**Problem:**
List every line in the data below that contains the string "heading", copying each matching line in full. Case counts when matching.

**Listed entries:**
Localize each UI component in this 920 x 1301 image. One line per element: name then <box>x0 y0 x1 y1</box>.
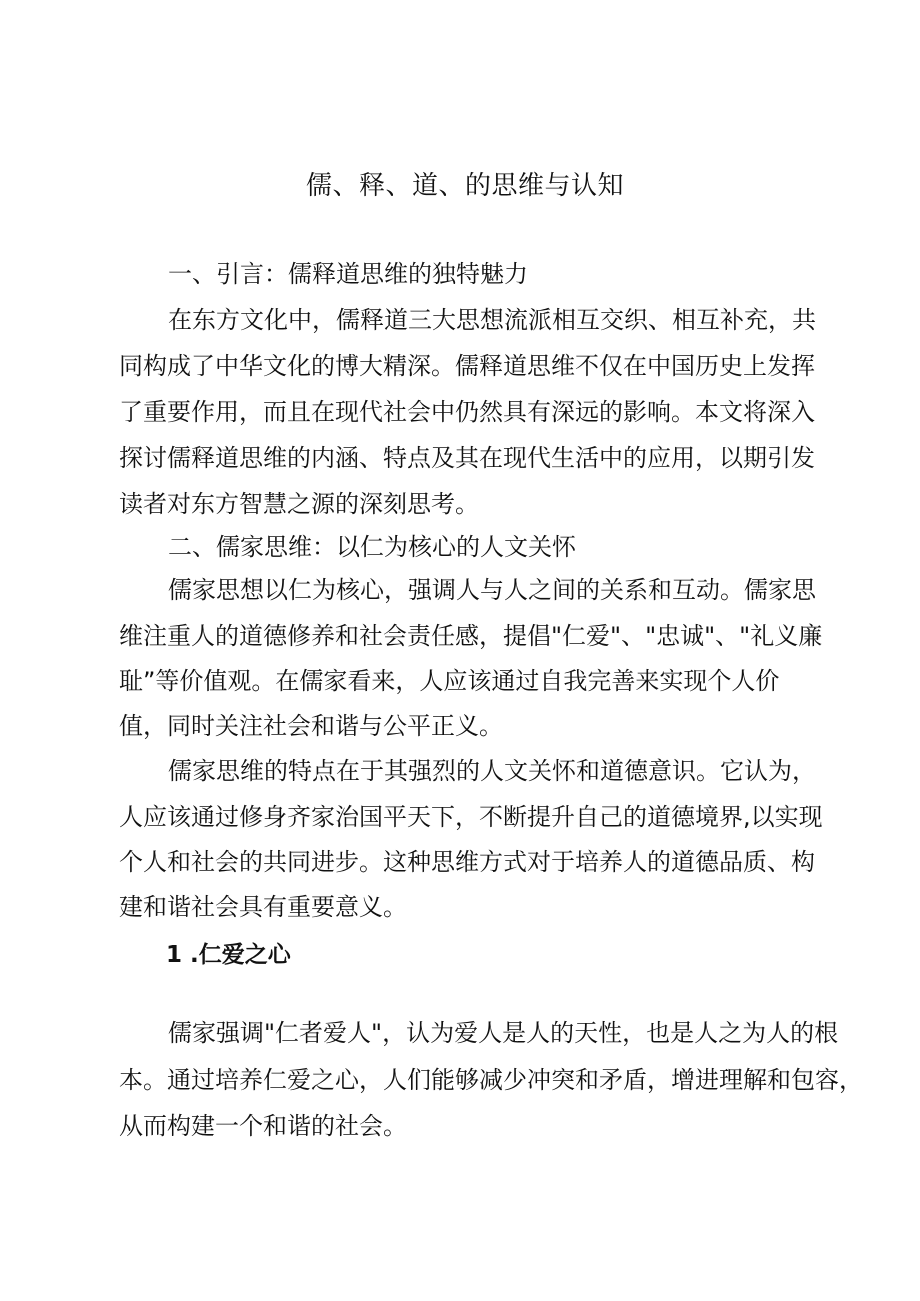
paragraph-line: 建和谐社会具有重要意义。 <box>119 893 407 921</box>
section-heading-intro: 一、引言：儒释道思维的独特魅力 <box>168 260 528 288</box>
paragraph-line: 儒家思维的特点在于其强烈的人文关怀和道德意识。它认为， <box>168 757 816 785</box>
paragraph-line: 值，同时关注社会和谐与公平正义。 <box>119 712 503 740</box>
paragraph-line: 耻”等价值观。在儒家看来，人应该通过自我完善来实现个人价 <box>119 667 780 695</box>
paragraph-line: 从而构建一个和谐的社会。 <box>119 1112 407 1140</box>
paragraph-line: 了重要作用，而且在现代社会中仍然具有深远的影响。本文将深入 <box>119 398 815 426</box>
paragraph-line: 个人和社会的共同进步。这种思维方式对于培养人的道德品质、构 <box>119 848 815 876</box>
subsection-heading-benevolence: 1 .仁爱之心 <box>166 942 291 968</box>
paragraph-line: 读者对东方智慧之源的深刻思考。 <box>119 490 479 518</box>
section-heading-confucian: 二、儒家思维：以仁为核心的人文关怀 <box>168 533 576 561</box>
paragraph-line: 儒家思想以仁为核心，强调人与人之间的关系和互动。儒家思 <box>168 576 816 604</box>
paragraph-line: 人应该通过修身齐家治国平天下，不断提升自己的道德境界,以实现 <box>119 803 823 831</box>
paragraph-line: 儒家强调"仁者爱人"，认为爱人是人的天性，也是人之为人的根 <box>168 1019 839 1047</box>
paragraph-line: 探讨儒释道思维的内涵、特点及其在现代生活中的应用，以期引发 <box>119 444 815 472</box>
paragraph-line: 本。通过培养仁爱之心，人们能够减少冲突和矛盾，增进理解和包容， <box>119 1066 863 1094</box>
paragraph-line: 在东方文化中，儒释道三大思想流派相互交织、相互补充，共 <box>168 306 816 334</box>
paragraph-line: 维注重人的道德修养和社会责任感，提倡"仁爱"、"忠诚"、"礼义廉 <box>119 622 823 650</box>
paragraph-line: 同构成了中华文化的博大精深。儒释道思维不仅在中国历史上发挥 <box>119 352 815 380</box>
document-title: 儒、释、道、的思维与认知 <box>305 171 624 201</box>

**Expected answer:**
section-heading-intro: 一、引言：儒释道思维的独特魅力 <box>168 260 528 288</box>
subsection-heading-benevolence: 1 .仁爱之心 <box>166 942 291 968</box>
section-heading-confucian: 二、儒家思维：以仁为核心的人文关怀 <box>168 533 576 561</box>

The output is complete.